**THE EXERCISE**
How many lines hold the string "play"? Reply with the number alone.

[start of DATA FOR PROCESSING]

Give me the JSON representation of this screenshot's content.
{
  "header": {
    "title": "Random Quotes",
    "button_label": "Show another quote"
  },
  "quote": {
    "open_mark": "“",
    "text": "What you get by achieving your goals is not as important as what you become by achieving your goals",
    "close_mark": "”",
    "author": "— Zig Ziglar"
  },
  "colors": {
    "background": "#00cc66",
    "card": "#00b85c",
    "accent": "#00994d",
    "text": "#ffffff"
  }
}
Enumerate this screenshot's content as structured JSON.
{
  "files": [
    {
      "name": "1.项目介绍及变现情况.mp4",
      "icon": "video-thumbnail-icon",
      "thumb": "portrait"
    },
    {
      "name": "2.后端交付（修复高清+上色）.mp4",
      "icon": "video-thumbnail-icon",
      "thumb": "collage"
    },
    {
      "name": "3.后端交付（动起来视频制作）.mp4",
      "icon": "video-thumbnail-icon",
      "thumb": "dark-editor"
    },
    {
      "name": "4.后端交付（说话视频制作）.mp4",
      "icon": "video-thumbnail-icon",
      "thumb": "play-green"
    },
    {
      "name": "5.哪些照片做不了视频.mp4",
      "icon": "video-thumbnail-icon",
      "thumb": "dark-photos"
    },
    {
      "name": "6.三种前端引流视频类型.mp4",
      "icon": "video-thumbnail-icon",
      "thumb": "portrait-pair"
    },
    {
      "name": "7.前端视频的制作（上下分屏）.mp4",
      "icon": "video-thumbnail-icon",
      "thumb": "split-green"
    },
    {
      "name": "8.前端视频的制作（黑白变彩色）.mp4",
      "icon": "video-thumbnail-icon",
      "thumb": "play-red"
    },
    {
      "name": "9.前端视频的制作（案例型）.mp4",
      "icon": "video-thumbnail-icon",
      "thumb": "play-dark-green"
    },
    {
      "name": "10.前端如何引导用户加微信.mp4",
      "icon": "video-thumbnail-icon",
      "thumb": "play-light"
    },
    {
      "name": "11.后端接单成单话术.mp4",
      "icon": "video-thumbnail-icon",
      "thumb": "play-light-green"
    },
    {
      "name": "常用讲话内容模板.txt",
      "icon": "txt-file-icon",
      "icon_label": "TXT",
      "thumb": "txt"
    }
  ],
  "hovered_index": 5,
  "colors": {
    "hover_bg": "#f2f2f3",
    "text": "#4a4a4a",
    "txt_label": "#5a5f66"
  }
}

[end of DATA FOR PROCESSING]

**THE RESPONSE**
5